Dataset items:

┌──

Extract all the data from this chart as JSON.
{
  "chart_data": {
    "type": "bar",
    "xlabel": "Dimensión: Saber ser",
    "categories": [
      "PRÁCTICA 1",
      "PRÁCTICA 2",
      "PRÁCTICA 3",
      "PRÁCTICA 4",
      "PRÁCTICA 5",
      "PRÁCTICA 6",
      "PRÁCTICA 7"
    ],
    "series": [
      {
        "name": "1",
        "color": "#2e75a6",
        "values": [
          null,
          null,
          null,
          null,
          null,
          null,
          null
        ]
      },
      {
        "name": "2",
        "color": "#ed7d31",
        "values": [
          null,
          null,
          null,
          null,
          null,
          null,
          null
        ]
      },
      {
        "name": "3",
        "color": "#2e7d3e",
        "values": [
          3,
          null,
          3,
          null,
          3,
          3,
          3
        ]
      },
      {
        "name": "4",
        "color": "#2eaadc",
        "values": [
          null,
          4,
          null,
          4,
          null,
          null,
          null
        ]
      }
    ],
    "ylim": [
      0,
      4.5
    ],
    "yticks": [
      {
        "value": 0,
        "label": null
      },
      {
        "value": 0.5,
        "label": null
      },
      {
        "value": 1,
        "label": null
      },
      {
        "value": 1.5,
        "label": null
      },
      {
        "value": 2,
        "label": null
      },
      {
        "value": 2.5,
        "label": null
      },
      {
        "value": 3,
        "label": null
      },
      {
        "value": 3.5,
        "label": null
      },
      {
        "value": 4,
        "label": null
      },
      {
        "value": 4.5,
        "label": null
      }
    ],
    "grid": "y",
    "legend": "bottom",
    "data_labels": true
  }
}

└──

Exercise
Return the lines above exactly, keeping every word.

Written response
Extract all the data from this chart as JSON.
{
  "chart_data": {
    "type": "bar",
    "xlabel": "Dimensión: Saber ser",
    "categories": [
      "PRÁCTICA 1",
      "PRÁCTICA 2",
      "PRÁCTICA 3",
      "PRÁCTICA 4",
      "PRÁCTICA 5",
      "PRÁCTICA 6",
      "PRÁCTICA 7"
    ],
    "series": [
      {
        "name": "1",
        "color": "#2e75a6",
        "values": [
          null,
          null,
          null,
          null,
          null,
          null,
          null
        ]
      },
      {
        "name": "2",
        "color": "#ed7d31",
        "values": [
          null,
          null,
          null,
          null,
          null,
          null,
          null
        ]
      },
      {
        "name": "3",
        "color": "#2e7d3e",
        "values": [
          3,
          null,
          3,
          null,
          3,
          3,
          3
        ]
      },
      {
        "name": "4",
        "color": "#2eaadc",
        "values": [
          null,
          4,
          null,
          4,
          null,
          null,
          null
        ]
      }
    ],
    "ylim": [
      0,
      4.5
    ],
    "yticks": [
      {
        "value": 0,
        "label": null
      },
      {
        "value": 0.5,
        "label": null
      },
      {
        "value": 1,
        "label": null
      },
      {
        "value": 1.5,
        "label": null
      },
      {
        "value": 2,
        "label": null
      },
      {
        "value": 2.5,
        "label": null
      },
      {
        "value": 3,
        "label": null
      },
      {
        "value": 3.5,
        "label": null
      },
      {
        "value": 4,
        "label": null
      },
      {
        "value": 4.5,
        "label": null
      }
    ],
    "grid": "y",
    "legend": "bottom",
    "data_labels": true
  }
}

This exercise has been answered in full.